▶ _INSTRUCTIONS TO FOLLOW_:
Omit the images, then print each record below exactly as it reads.

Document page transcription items
>>>

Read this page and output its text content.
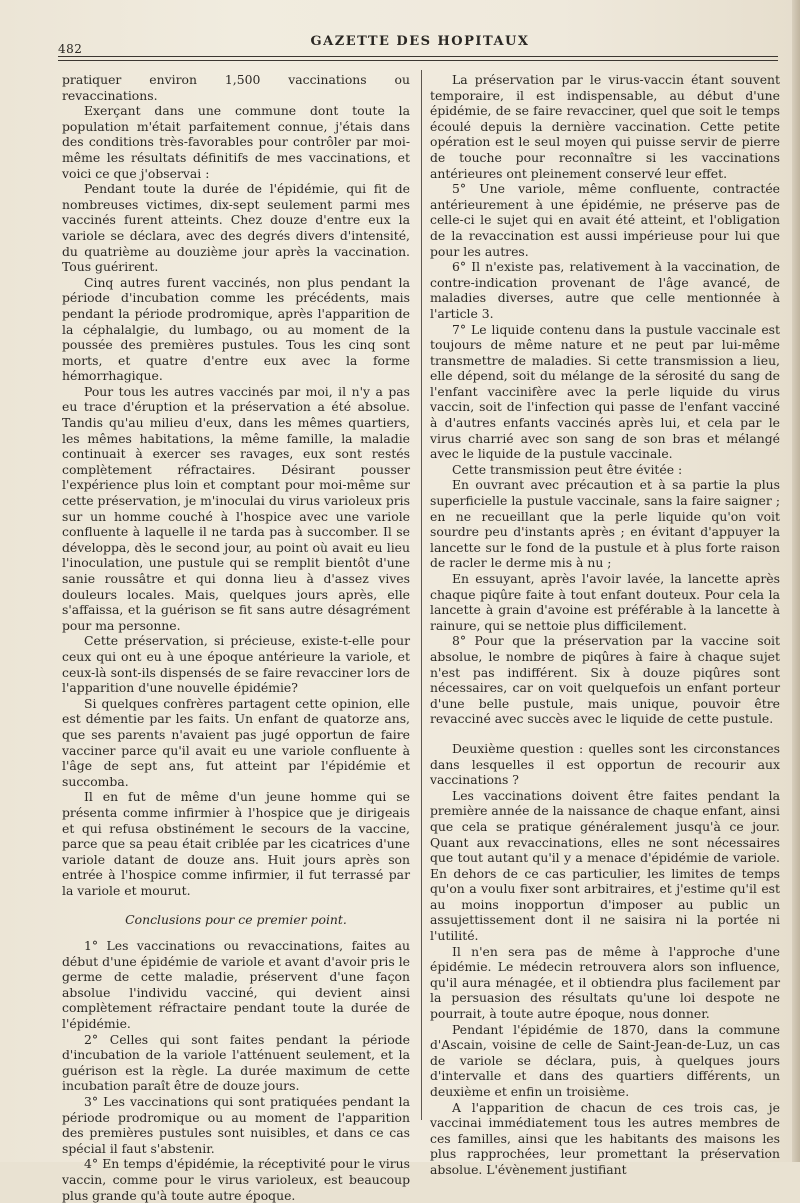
482	GAZETTE DES HOPITAUX

pratiquer environ 1,500 vaccinations ou revaccinations.

Exerçant dans une commune dont toute la population m'était parfaitement connue, j'étais dans des conditions très-favorables pour contrôler par moi-même les résultats définitifs de mes vaccinations, et voici ce que j'observai :

Pendant toute la durée de l'épidémie, qui fit de nombreuses victimes, dix-sept seulement parmi mes vaccinés furent atteints. Chez douze d'entre eux la variole se déclara, avec des degrés divers d'intensité, du quatrième au douzième jour après la vaccination. Tous guérirent.

Cinq autres furent vaccinés, non plus pendant la période d'incubation comme les précédents, mais pendant la période prodromique, après l'apparition de la céphalalgie, du lumbago, ou au moment de la poussée des premières pustules. Tous les cinq sont morts, et quatre d'entre eux avec la forme hémorrhagique.

Pour tous les autres vaccinés par moi, il n'y a pas eu trace d'éruption et la préservation a été absolue. Tandis qu'au milieu d'eux, dans les mêmes quartiers, les mêmes habitations, la même famille, la maladie continuait à exercer ses ravages, eux sont restés complètement réfractaires. Désirant pousser l'expérience plus loin et comptant pour moi-même sur cette préservation, je m'inoculai du virus varioleux pris sur un homme couché à l'hospice avec une variole confluente à laquelle il ne tarda pas à succomber. Il se développa, dès le second jour, au point où avait eu lieu l'inoculation, une pustule qui se remplit bientôt d'une sanie roussâtre et qui donna lieu à d'assez vives douleurs locales. Mais, quelques jours après, elle s'affaissa, et la guérison se fit sans autre désagrément pour ma personne.

Cette préservation, si précieuse, existe-t-elle pour ceux qui ont eu à une époque antérieure la variole, et ceux-là sont-ils dispensés de se faire revacciner lors de l'apparition d'une nouvelle épidémie?

Si quelques confrères partagent cette opinion, elle est démentie par les faits. Un enfant de quatorze ans, que ses parents n'avaient pas jugé opportun de faire vacciner parce qu'il avait eu une variole confluente à l'âge de sept ans, fut atteint par l'épidémie et succomba.

Il en fut de même d'un jeune homme qui se présenta comme infirmier à l'hospice que je dirigeais et qui refusa obstinément le secours de la vaccine, parce que sa peau était criblée par les cicatrices d'une variole datant de douze ans. Huit jours après son entrée à l'hospice comme infirmier, il fut terrassé par la variole et mourut.

Conclusions pour ce premier point.

1° Les vaccinations ou revaccinations, faites au début d'une épidémie de variole et avant d'avoir pris le germe de cette maladie, préservent d'une façon absolue l'individu vacciné, qui devient ainsi complètement réfractaire pendant toute la durée de l'épidémie.

2° Celles qui sont faites pendant la période d'incubation de la variole l'atténuent seulement, et la guérison est la règle. La durée maximum de cette incubation paraît être de douze jours.

3° Les vaccinations qui sont pratiquées pendant la période prodromique ou au moment de l'apparition des premières pustules sont nuisibles, et dans ce cas spécial il faut s'abstenir.

4° En temps d'épidémie, la réceptivité pour le virus vaccin, comme pour le virus varioleux, est beaucoup plus grande qu'à toute autre époque.

La préservation par le virus-vaccin étant souvent temporaire, il est indispensable, au début d'une épidémie, de se faire revacciner, quel que soit le temps écoulé depuis la dernière vaccination. Cette petite opération est le seul moyen qui puisse servir de pierre de touche pour reconnaître si les vaccinations antérieures ont pleinement conservé leur effet.

5° Une variole, même confluente, contractée antérieurement à une épidémie, ne préserve pas de celle-ci le sujet qui en avait été atteint, et l'obligation de la revaccination est aussi impérieuse pour lui que pour les autres.

6° Il n'existe pas, relativement à la vaccination, de contre-indication provenant de l'âge avancé, de maladies diverses, autre que celle mentionnée à l'article 3.

7° Le liquide contenu dans la pustule vaccinale est toujours de même nature et ne peut par lui-même transmettre de maladies. Si cette transmission a lieu, elle dépend, soit du mélange de la sérosité du sang de l'enfant vaccinifère avec la perle liquide du virus vaccin, soit de l'infection qui passe de l'enfant vacciné à d'autres enfants vaccinés après lui, et cela par le virus charrié avec son sang de son bras et mélangé avec le liquide de la pustule vaccinale.

Cette transmission peut être évitée :

En ouvrant avec précaution et à sa partie la plus superficielle la pustule vaccinale, sans la faire saigner ; en ne recueillant que la perle liquide qu'on voit sourdre peu d'instants après ; en évitant d'appuyer la lancette sur le fond de la pustule et à plus forte raison de racler le derme mis à nu ;

En essuyant, après l'avoir lavée, la lancette après chaque piqûre faite à tout enfant douteux. Pour cela la lancette à grain d'avoine est préférable à la lancette à rainure, qui se nettoie plus difficilement.

8° Pour que la préservation par la vaccine soit absolue, le nombre de piqûres à faire à chaque sujet n'est pas indifférent. Six à douze piqûres sont nécessaires, car on voit quelquefois un enfant porteur d'une belle pustule, mais unique, pouvoir être revacciné avec succès avec le liquide de cette pustule.

Deuxième question : quelles sont les circonstances dans lesquelles il est opportun de recourir aux vaccinations ?

Les vaccinations doivent être faites pendant la première année de la naissance de chaque enfant, ainsi que cela se pratique généralement jusqu'à ce jour. Quant aux revaccinations, elles ne sont nécessaires que tout autant qu'il y a menace d'épidémie de variole. En dehors de ce cas particulier, les limites de temps qu'on a voulu fixer sont arbitraires, et j'estime qu'il est au moins inopportun d'imposer au public un assujettissement dont il ne saisira ni la portée ni l'utilité.

Il n'en sera pas de même à l'approche d'une épidémie. Le médecin retrouvera alors son influence, qu'il aura ménagée, et il obtiendra plus facilement par la persuasion des résultats qu'une loi despote ne pourrait, à toute autre époque, nous donner.

Pendant l'épidémie de 1870, dans la commune d'Ascain, voisine de celle de Saint-Jean-de-Luz, un cas de variole se déclara, puis, à quelques jours d'intervalle et dans des quartiers différents, un deuxième et enfin un troisième.

A l'apparition de chacun de ces trois cas, je vaccinai immédiatement tous les autres membres de ces familles, ainsi que les habitants des maisons les plus rapprochées, leur promettant la préservation absolue. L'évènement justifiant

<<<

▶ _WRITTEN ANSWER_:
Read this page and output its text content.
482	GAZETTE DES HOPITAUX

pratiquer environ 1,500 vaccinations ou revaccinations.

Exerçant dans une commune dont toute la population m'était parfaitement connue, j'étais dans des conditions très-favorables pour contrôler par moi-même les résultats définitifs de mes vaccinations, et voici ce que j'observai :

Pendant toute la durée de l'épidémie, qui fit de nombreuses victimes, dix-sept seulement parmi mes vaccinés furent atteints. Chez douze d'entre eux la variole se déclara, avec des degrés divers d'intensité, du quatrième au douzième jour après la vaccination. Tous guérirent.

Cinq autres furent vaccinés, non plus pendant la période d'incubation comme les précédents, mais pendant la période prodromique, après l'apparition de la céphalalgie, du lumbago, ou au moment de la poussée des premières pustules. Tous les cinq sont morts, et quatre d'entre eux avec la forme hémorrhagique.

Pour tous les autres vaccinés par moi, il n'y a pas eu trace d'éruption et la préservation a été absolue. Tandis qu'au milieu d'eux, dans les mêmes quartiers, les mêmes habitations, la même famille, la maladie continuait à exercer ses ravages, eux sont restés complètement réfractaires. Désirant pousser l'expérience plus loin et comptant pour moi-même sur cette préservation, je m'inoculai du virus varioleux pris sur un homme couché à l'hospice avec une variole confluente à laquelle il ne tarda pas à succomber. Il se développa, dès le second jour, au point où avait eu lieu l'inoculation, une pustule qui se remplit bientôt d'une sanie roussâtre et qui donna lieu à d'assez vives douleurs locales. Mais, quelques jours après, elle s'affaissa, et la guérison se fit sans autre désagrément pour ma personne.

Cette préservation, si précieuse, existe-t-elle pour ceux qui ont eu à une époque antérieure la variole, et ceux-là sont-ils dispensés de se faire revacciner lors de l'apparition d'une nouvelle épidémie?

Si quelques confrères partagent cette opinion, elle est démentie par les faits. Un enfant de quatorze ans, que ses parents n'avaient pas jugé opportun de faire vacciner parce qu'il avait eu une variole confluente à l'âge de sept ans, fut atteint par l'épidémie et succomba.

Il en fut de même d'un jeune homme qui se présenta comme infirmier à l'hospice que je dirigeais et qui refusa obstinément le secours de la vaccine, parce que sa peau était criblée par les cicatrices d'une variole datant de douze ans. Huit jours après son entrée à l'hospice comme infirmier, il fut terrassé par la variole et mourut.

Conclusions pour ce premier point.

1° Les vaccinations ou revaccinations, faites au début d'une épidémie de variole et avant d'avoir pris le germe de cette maladie, préservent d'une façon absolue l'individu vacciné, qui devient ainsi complètement réfractaire pendant toute la durée de l'épidémie.

2° Celles qui sont faites pendant la période d'incubation de la variole l'atténuent seulement, et la guérison est la règle. La durée maximum de cette incubation paraît être de douze jours.

3° Les vaccinations qui sont pratiquées pendant la période prodromique ou au moment de l'apparition des premières pustules sont nuisibles, et dans ce cas spécial il faut s'abstenir.

4° En temps d'épidémie, la réceptivité pour le virus vaccin, comme pour le virus varioleux, est beaucoup plus grande qu'à toute autre époque.

La préservation par le virus-vaccin étant souvent temporaire, il est indispensable, au début d'une épidémie, de se faire revacciner, quel que soit le temps écoulé depuis la dernière vaccination. Cette petite opération est le seul moyen qui puisse servir de pierre de touche pour reconnaître si les vaccinations antérieures ont pleinement conservé leur effet.

5° Une variole, même confluente, contractée antérieurement à une épidémie, ne préserve pas de celle-ci le sujet qui en avait été atteint, et l'obligation de la revaccination est aussi impérieuse pour lui que pour les autres.

6° Il n'existe pas, relativement à la vaccination, de contre-indication provenant de l'âge avancé, de maladies diverses, autre que celle mentionnée à l'article 3.

7° Le liquide contenu dans la pustule vaccinale est toujours de même nature et ne peut par lui-même transmettre de maladies. Si cette transmission a lieu, elle dépend, soit du mélange de la sérosité du sang de l'enfant vaccinifère avec la perle liquide du virus vaccin, soit de l'infection qui passe de l'enfant vacciné à d'autres enfants vaccinés après lui, et cela par le virus charrié avec son sang de son bras et mélangé avec le liquide de la pustule vaccinale.

Cette transmission peut être évitée :

En ouvrant avec précaution et à sa partie la plus superficielle la pustule vaccinale, sans la faire saigner ; en ne recueillant que la perle liquide qu'on voit sourdre peu d'instants après ; en évitant d'appuyer la lancette sur le fond de la pustule et à plus forte raison de racler le derme mis à nu ;

En essuyant, après l'avoir lavée, la lancette après chaque piqûre faite à tout enfant douteux. Pour cela la lancette à grain d'avoine est préférable à la lancette à rainure, qui se nettoie plus difficilement.

8° Pour que la préservation par la vaccine soit absolue, le nombre de piqûres à faire à chaque sujet n'est pas indifférent. Six à douze piqûres sont nécessaires, car on voit quelquefois un enfant porteur d'une belle pustule, mais unique, pouvoir être revacciné avec succès avec le liquide de cette pustule.

Deuxième question : quelles sont les circonstances dans lesquelles il est opportun de recourir aux vaccinations ?

Les vaccinations doivent être faites pendant la première année de la naissance de chaque enfant, ainsi que cela se pratique généralement jusqu'à ce jour. Quant aux revaccinations, elles ne sont nécessaires que tout autant qu'il y a menace d'épidémie de variole. En dehors de ce cas particulier, les limites de temps qu'on a voulu fixer sont arbitraires, et j'estime qu'il est au moins inopportun d'imposer au public un assujettissement dont il ne saisira ni la portée ni l'utilité.

Il n'en sera pas de même à l'approche d'une épidémie. Le médecin retrouvera alors son influence, qu'il aura ménagée, et il obtiendra plus facilement par la persuasion des résultats qu'une loi despote ne pourrait, à toute autre époque, nous donner.

Pendant l'épidémie de 1870, dans la commune d'Ascain, voisine de celle de Saint-Jean-de-Luz, un cas de variole se déclara, puis, à quelques jours d'intervalle et dans des quartiers différents, un deuxième et enfin un troisième.

A l'apparition de chacun de ces trois cas, je vaccinai immédiatement tous les autres membres de ces familles, ainsi que les habitants des maisons les plus rapprochées, leur promettant la préservation absolue. L'évènement justifiant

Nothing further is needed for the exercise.